Request: Can you quote the following lines back word for word, with nothing altered or left out?
## Start Records for processing
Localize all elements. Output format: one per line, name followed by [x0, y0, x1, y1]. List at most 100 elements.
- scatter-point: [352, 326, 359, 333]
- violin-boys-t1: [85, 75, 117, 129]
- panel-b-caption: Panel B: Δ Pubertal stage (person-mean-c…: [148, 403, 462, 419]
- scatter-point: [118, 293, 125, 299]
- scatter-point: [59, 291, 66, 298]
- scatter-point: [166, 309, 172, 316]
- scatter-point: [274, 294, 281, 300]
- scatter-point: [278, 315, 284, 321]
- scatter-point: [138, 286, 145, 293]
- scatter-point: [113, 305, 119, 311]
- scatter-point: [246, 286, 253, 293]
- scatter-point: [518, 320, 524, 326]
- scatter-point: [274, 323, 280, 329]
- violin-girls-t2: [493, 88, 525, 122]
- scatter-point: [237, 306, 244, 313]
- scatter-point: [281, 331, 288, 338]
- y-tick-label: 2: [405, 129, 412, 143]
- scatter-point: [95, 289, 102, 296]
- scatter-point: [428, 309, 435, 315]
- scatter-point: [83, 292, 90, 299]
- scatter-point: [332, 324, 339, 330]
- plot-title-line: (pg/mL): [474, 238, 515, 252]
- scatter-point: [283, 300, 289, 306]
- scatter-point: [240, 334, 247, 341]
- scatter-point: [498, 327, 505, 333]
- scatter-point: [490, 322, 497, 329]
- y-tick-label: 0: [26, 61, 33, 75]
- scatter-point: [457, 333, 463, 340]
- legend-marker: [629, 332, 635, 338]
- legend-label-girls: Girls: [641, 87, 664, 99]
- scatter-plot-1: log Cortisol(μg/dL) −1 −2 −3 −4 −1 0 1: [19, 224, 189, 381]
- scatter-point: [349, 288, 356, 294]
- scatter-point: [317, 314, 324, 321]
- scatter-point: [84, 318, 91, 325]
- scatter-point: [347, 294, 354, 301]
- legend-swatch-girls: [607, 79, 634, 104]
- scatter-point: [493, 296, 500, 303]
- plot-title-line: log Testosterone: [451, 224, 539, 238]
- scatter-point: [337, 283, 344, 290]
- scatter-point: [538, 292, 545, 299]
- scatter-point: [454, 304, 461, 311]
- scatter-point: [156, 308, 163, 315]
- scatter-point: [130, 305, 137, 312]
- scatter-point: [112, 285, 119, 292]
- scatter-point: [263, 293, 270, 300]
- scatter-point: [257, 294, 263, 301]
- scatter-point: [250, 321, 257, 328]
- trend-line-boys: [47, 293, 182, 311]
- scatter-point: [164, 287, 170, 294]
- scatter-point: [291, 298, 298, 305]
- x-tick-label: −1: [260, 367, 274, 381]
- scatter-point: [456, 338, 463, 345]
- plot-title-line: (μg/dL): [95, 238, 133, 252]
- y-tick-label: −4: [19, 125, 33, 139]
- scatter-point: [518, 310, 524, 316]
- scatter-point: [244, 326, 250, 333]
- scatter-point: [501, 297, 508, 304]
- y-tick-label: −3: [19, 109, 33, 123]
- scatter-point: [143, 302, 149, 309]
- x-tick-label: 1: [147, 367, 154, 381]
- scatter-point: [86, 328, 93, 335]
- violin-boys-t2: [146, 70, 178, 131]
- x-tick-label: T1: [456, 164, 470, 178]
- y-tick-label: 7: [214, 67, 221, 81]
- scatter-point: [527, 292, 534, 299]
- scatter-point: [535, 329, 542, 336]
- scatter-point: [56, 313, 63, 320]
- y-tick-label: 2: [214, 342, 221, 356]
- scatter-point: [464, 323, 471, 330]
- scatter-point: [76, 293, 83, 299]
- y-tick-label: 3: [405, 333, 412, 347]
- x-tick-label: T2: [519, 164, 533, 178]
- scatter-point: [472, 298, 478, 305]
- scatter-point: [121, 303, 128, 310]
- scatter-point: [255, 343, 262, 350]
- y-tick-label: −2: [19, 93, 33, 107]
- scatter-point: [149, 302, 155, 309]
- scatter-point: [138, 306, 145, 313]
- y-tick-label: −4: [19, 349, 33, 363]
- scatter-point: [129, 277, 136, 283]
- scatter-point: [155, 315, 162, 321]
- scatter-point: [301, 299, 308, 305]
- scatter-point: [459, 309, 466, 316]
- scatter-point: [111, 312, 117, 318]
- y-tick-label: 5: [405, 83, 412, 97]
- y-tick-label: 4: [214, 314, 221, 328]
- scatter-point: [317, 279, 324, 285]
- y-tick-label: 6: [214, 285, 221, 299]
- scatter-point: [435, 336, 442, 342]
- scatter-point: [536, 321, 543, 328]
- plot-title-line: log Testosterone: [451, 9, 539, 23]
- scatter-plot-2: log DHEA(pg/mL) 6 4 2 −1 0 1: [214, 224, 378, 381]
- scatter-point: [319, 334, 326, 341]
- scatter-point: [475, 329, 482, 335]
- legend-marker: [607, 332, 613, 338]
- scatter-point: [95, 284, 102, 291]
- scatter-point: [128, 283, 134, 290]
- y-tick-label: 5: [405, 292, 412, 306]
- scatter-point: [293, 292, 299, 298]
## End Records for processing
Finished task:
Localize all elements. Output format: one per line, name followed by [x0, y0, x1, y1]. List at most 100 elements.
- scatter-point: [352, 326, 359, 333]
- violin-boys-t1: [85, 75, 117, 129]
- panel-b-caption: Panel B: Δ Pubertal stage (person-mean-c…: [148, 403, 462, 419]
- scatter-point: [118, 293, 125, 299]
- scatter-point: [59, 291, 66, 298]
- scatter-point: [166, 309, 172, 316]
- scatter-point: [274, 294, 281, 300]
- scatter-point: [278, 315, 284, 321]
- scatter-point: [138, 286, 145, 293]
- scatter-point: [113, 305, 119, 311]
- scatter-point: [246, 286, 253, 293]
- scatter-point: [518, 320, 524, 326]
- scatter-point: [274, 323, 280, 329]
- violin-girls-t2: [493, 88, 525, 122]
- scatter-point: [237, 306, 244, 313]
- scatter-point: [281, 331, 288, 338]
- y-tick-label: 2: [405, 129, 412, 143]
- scatter-point: [95, 289, 102, 296]
- scatter-point: [428, 309, 435, 315]
- scatter-point: [83, 292, 90, 299]
- scatter-point: [332, 324, 339, 330]
- plot-title-line: (pg/mL): [474, 238, 515, 252]
- scatter-point: [283, 300, 289, 306]
- scatter-point: [240, 334, 247, 341]
- scatter-point: [498, 327, 505, 333]
- scatter-point: [490, 322, 497, 329]
- y-tick-label: 0: [26, 61, 33, 75]
- scatter-point: [457, 333, 463, 340]
- legend-marker: [629, 332, 635, 338]
- legend-label-girls: Girls: [641, 87, 664, 99]
- scatter-plot-1: log Cortisol(μg/dL) −1 −2 −3 −4 −1 0 1: [19, 224, 189, 381]
- scatter-point: [349, 288, 356, 294]
- scatter-point: [317, 314, 324, 321]
- scatter-point: [84, 318, 91, 325]
- scatter-point: [347, 294, 354, 301]
- legend-swatch-girls: [607, 79, 634, 104]
- scatter-point: [493, 296, 500, 303]
- plot-title-line: log Testosterone: [451, 224, 539, 238]
- scatter-point: [337, 283, 344, 290]
- scatter-point: [538, 292, 545, 299]
- scatter-point: [454, 304, 461, 311]
- scatter-point: [156, 308, 163, 315]
- scatter-point: [130, 305, 137, 312]
- scatter-point: [112, 285, 119, 292]
- scatter-point: [263, 293, 270, 300]
- scatter-point: [257, 294, 263, 301]
- scatter-point: [250, 321, 257, 328]
- trend-line-boys: [47, 293, 182, 311]
- scatter-point: [164, 287, 170, 294]
- scatter-point: [291, 298, 298, 305]
- x-tick-label: −1: [260, 367, 274, 381]
- scatter-point: [456, 338, 463, 345]
- plot-title-line: (μg/dL): [95, 238, 133, 252]
- y-tick-label: −4: [19, 125, 33, 139]
- scatter-point: [518, 310, 524, 316]
- scatter-point: [244, 326, 250, 333]
- scatter-point: [501, 297, 508, 304]
- y-tick-label: −3: [19, 109, 33, 123]
- scatter-point: [143, 302, 149, 309]
- x-tick-label: 1: [147, 367, 154, 381]
- scatter-point: [86, 328, 93, 335]
- violin-boys-t2: [146, 70, 178, 131]
- x-tick-label: T1: [456, 164, 470, 178]
- y-tick-label: 7: [214, 67, 221, 81]
- scatter-point: [527, 292, 534, 299]
- scatter-point: [535, 329, 542, 336]
- scatter-point: [56, 313, 63, 320]
- y-tick-label: 2: [214, 342, 221, 356]
- scatter-point: [464, 323, 471, 330]
- scatter-point: [76, 293, 83, 299]
- y-tick-label: 3: [405, 333, 412, 347]
- x-tick-label: T2: [519, 164, 533, 178]
- scatter-point: [472, 298, 478, 305]
- scatter-point: [121, 303, 128, 310]
- scatter-point: [255, 343, 262, 350]
- y-tick-label: −2: [19, 93, 33, 107]
- scatter-point: [149, 302, 155, 309]
- scatter-point: [138, 306, 145, 313]
- y-tick-label: −4: [19, 349, 33, 363]
- scatter-point: [129, 277, 136, 283]
- scatter-point: [155, 315, 162, 321]
- scatter-point: [301, 299, 308, 305]
- scatter-point: [459, 309, 466, 316]
- scatter-point: [111, 312, 117, 318]
- y-tick-label: 5: [405, 83, 412, 97]
- y-tick-label: 4: [214, 314, 221, 328]
- scatter-point: [317, 279, 324, 285]
- y-tick-label: 6: [214, 285, 221, 299]
- scatter-point: [435, 336, 442, 342]
- scatter-point: [536, 321, 543, 328]
- plot-title-line: log Testosterone: [451, 9, 539, 23]
- scatter-plot-2: log DHEA(pg/mL) 6 4 2 −1 0 1: [214, 224, 378, 381]
- scatter-point: [319, 334, 326, 341]
- scatter-point: [475, 329, 482, 335]
- legend-marker: [607, 332, 613, 338]
- scatter-point: [95, 284, 102, 291]
- scatter-point: [128, 283, 134, 290]
- y-tick-label: 5: [405, 292, 412, 306]
- scatter-point: [293, 292, 299, 298]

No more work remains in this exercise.